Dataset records
++++
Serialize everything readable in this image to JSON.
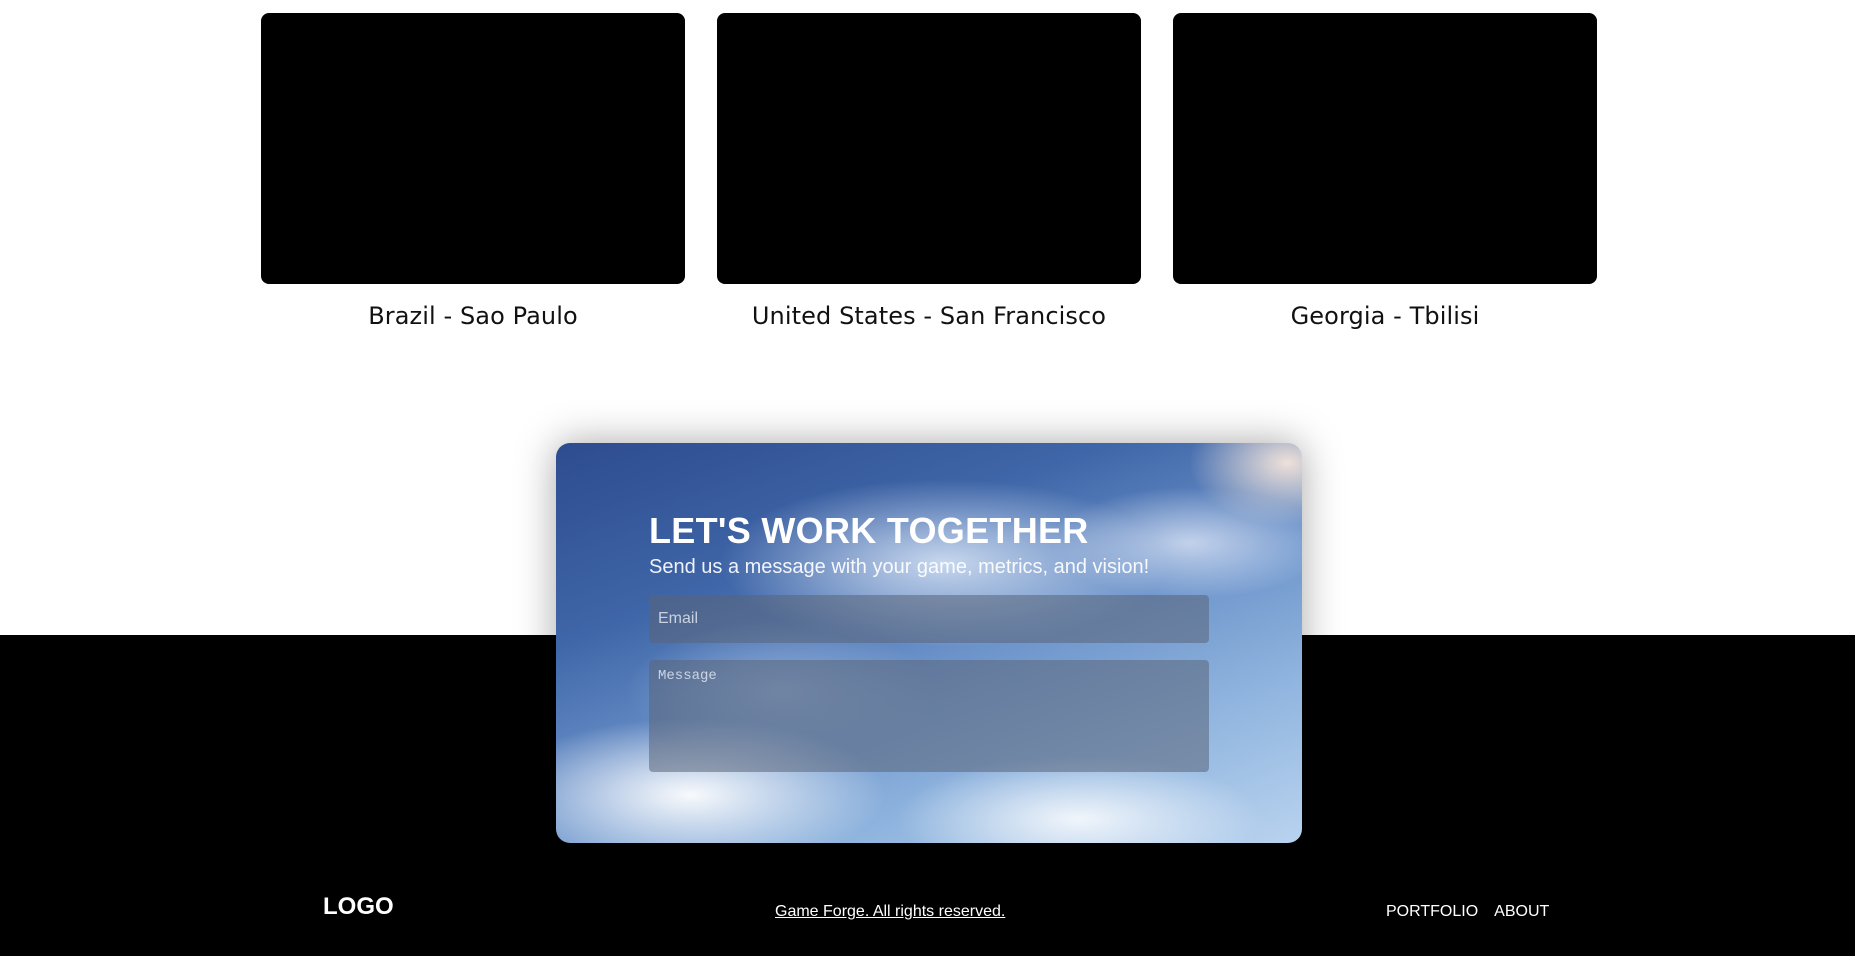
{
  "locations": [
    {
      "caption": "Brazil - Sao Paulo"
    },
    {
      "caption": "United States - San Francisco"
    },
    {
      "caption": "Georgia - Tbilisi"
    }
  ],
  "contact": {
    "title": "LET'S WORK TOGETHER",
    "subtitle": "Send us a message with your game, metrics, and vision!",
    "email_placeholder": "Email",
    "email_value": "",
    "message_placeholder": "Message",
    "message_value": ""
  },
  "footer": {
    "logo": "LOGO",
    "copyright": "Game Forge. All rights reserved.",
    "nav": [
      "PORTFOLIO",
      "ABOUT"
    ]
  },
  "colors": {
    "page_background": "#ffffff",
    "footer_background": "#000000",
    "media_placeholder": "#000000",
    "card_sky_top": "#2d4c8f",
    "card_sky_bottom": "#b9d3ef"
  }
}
++++
Work to be completed -
Copy all the entries word for word. Omit any pictures.

Finished answer -
Serialize everything readable in this image to JSON.
{
  "locations": [
    {
      "caption": "Brazil - Sao Paulo"
    },
    {
      "caption": "United States - San Francisco"
    },
    {
      "caption": "Georgia - Tbilisi"
    }
  ],
  "contact": {
    "title": "LET'S WORK TOGETHER",
    "subtitle": "Send us a message with your game, metrics, and vision!",
    "email_placeholder": "Email",
    "email_value": "",
    "message_placeholder": "Message",
    "message_value": ""
  },
  "footer": {
    "logo": "LOGO",
    "copyright": "Game Forge. All rights reserved.",
    "nav": [
      "PORTFOLIO",
      "ABOUT"
    ]
  },
  "colors": {
    "page_background": "#ffffff",
    "footer_background": "#000000",
    "media_placeholder": "#000000",
    "card_sky_top": "#2d4c8f",
    "card_sky_bottom": "#b9d3ef"
  }
}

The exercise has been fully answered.